Copy all the material below, exactly as it stands.

Entries with figure data
-*-*-
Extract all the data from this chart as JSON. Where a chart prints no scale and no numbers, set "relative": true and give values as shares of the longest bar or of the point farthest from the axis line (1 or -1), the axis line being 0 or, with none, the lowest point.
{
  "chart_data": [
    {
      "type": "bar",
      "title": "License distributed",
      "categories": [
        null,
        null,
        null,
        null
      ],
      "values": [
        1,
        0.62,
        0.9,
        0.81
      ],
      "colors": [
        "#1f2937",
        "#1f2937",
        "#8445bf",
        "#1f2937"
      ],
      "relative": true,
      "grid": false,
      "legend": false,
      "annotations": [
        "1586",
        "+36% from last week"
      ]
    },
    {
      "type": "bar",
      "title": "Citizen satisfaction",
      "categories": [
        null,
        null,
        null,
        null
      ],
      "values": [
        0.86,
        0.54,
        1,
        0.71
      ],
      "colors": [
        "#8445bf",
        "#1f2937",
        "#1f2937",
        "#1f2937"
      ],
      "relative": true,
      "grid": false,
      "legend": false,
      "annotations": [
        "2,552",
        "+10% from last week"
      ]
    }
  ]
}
-*-*-
■ The reply ■
Extract all the data from this chart as JSON. Where a chart prints no scale and no numbers, set "relative": true and give values as shares of the longest bar or of the point farthest from the axis line (1 or -1), the axis line being 0 or, with none, the lowest point.
{
  "chart_data": [
    {
      "type": "bar",
      "title": "License distributed",
      "categories": [
        null,
        null,
        null,
        null
      ],
      "values": [
        1,
        0.62,
        0.9,
        0.81
      ],
      "colors": [
        "#1f2937",
        "#1f2937",
        "#8445bf",
        "#1f2937"
      ],
      "relative": true,
      "grid": false,
      "legend": false,
      "annotations": [
        "1586",
        "+36% from last week"
      ]
    },
    {
      "type": "bar",
      "title": "Citizen satisfaction",
      "categories": [
        null,
        null,
        null,
        null
      ],
      "values": [
        0.86,
        0.54,
        1,
        0.71
      ],
      "colors": [
        "#8445bf",
        "#1f2937",
        "#1f2937",
        "#1f2937"
      ],
      "relative": true,
      "grid": false,
      "legend": false,
      "annotations": [
        "2,552",
        "+10% from last week"
      ]
    }
  ]
}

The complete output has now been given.